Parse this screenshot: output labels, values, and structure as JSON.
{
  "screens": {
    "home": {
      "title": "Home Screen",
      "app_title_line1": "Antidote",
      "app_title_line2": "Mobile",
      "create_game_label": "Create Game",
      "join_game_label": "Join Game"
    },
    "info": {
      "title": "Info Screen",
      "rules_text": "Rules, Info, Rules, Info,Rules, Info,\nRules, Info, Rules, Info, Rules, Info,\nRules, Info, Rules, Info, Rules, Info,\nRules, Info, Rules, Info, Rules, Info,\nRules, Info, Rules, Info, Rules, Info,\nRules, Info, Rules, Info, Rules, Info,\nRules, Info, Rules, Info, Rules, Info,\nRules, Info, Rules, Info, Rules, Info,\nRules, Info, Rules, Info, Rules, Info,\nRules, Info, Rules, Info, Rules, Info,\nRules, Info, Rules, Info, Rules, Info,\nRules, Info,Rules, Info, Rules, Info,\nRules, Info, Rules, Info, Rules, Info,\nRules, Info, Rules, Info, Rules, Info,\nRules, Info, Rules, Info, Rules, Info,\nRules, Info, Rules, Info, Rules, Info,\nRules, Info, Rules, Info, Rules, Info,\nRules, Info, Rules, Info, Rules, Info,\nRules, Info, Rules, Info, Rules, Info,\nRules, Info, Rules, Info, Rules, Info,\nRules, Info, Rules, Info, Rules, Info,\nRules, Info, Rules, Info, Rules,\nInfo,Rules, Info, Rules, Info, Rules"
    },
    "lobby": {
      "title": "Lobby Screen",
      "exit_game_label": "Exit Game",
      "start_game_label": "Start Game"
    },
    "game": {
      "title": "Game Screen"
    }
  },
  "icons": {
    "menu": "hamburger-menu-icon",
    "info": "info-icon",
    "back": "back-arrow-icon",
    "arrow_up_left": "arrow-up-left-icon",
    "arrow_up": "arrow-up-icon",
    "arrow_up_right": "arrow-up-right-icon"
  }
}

__PROBLEM TO SOLVE__. Retype every record above exactly as written.

__SOLUTION TO THIS TASK__.
Parse this screenshot: output labels, values, and structure as JSON.
{
  "screens": {
    "home": {
      "title": "Home Screen",
      "app_title_line1": "Antidote",
      "app_title_line2": "Mobile",
      "create_game_label": "Create Game",
      "join_game_label": "Join Game"
    },
    "info": {
      "title": "Info Screen",
      "rules_text": "Rules, Info, Rules, Info,Rules, Info,\nRules, Info, Rules, Info, Rules, Info,\nRules, Info, Rules, Info, Rules, Info,\nRules, Info, Rules, Info, Rules, Info,\nRules, Info, Rules, Info, Rules, Info,\nRules, Info, Rules, Info, Rules, Info,\nRules, Info, Rules, Info, Rules, Info,\nRules, Info, Rules, Info, Rules, Info,\nRules, Info, Rules, Info, Rules, Info,\nRules, Info, Rules, Info, Rules, Info,\nRules, Info, Rules, Info, Rules, Info,\nRules, Info,Rules, Info, Rules, Info,\nRules, Info, Rules, Info, Rules, Info,\nRules, Info, Rules, Info, Rules, Info,\nRules, Info, Rules, Info, Rules, Info,\nRules, Info, Rules, Info, Rules, Info,\nRules, Info, Rules, Info, Rules, Info,\nRules, Info, Rules, Info, Rules, Info,\nRules, Info, Rules, Info, Rules, Info,\nRules, Info, Rules, Info, Rules, Info,\nRules, Info, Rules, Info, Rules, Info,\nRules, Info, Rules, Info, Rules,\nInfo,Rules, Info, Rules, Info, Rules"
    },
    "lobby": {
      "title": "Lobby Screen",
      "exit_game_label": "Exit Game",
      "start_game_label": "Start Game"
    },
    "game": {
      "title": "Game Screen"
    }
  },
  "icons": {
    "menu": "hamburger-menu-icon",
    "info": "info-icon",
    "back": "back-arrow-icon",
    "arrow_up_left": "arrow-up-left-icon",
    "arrow_up": "arrow-up-icon",
    "arrow_up_right": "arrow-up-right-icon"
  }
}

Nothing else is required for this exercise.